YOUR GOAL: Count lines, not occurrences: give the number of lines holding the word "type", and nothing besides.

MATERIAL FOR THIS EXERCISE:
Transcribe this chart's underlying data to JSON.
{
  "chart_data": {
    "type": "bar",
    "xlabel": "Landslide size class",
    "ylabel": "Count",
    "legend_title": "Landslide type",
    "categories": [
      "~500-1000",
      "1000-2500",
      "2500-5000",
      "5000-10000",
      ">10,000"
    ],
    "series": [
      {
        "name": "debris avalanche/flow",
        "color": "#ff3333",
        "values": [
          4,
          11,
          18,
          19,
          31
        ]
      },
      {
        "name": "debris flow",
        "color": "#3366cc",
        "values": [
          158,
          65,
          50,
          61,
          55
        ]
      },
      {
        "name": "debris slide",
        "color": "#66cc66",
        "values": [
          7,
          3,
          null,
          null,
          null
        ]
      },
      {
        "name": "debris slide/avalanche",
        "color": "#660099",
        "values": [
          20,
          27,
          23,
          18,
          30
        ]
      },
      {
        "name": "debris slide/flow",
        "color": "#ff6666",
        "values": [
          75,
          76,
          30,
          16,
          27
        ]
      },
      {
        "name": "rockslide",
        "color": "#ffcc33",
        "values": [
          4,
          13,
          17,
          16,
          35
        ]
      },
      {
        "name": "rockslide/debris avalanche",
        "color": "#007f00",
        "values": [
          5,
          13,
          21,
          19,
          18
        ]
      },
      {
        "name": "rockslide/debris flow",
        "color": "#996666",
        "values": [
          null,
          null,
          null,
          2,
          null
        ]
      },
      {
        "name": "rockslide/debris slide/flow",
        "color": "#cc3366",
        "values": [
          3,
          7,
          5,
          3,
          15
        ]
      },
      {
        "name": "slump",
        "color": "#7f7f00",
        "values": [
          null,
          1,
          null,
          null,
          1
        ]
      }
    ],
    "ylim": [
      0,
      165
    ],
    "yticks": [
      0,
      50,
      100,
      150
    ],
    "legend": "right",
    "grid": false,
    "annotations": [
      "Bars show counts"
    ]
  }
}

FINISHED EXERCISE: 2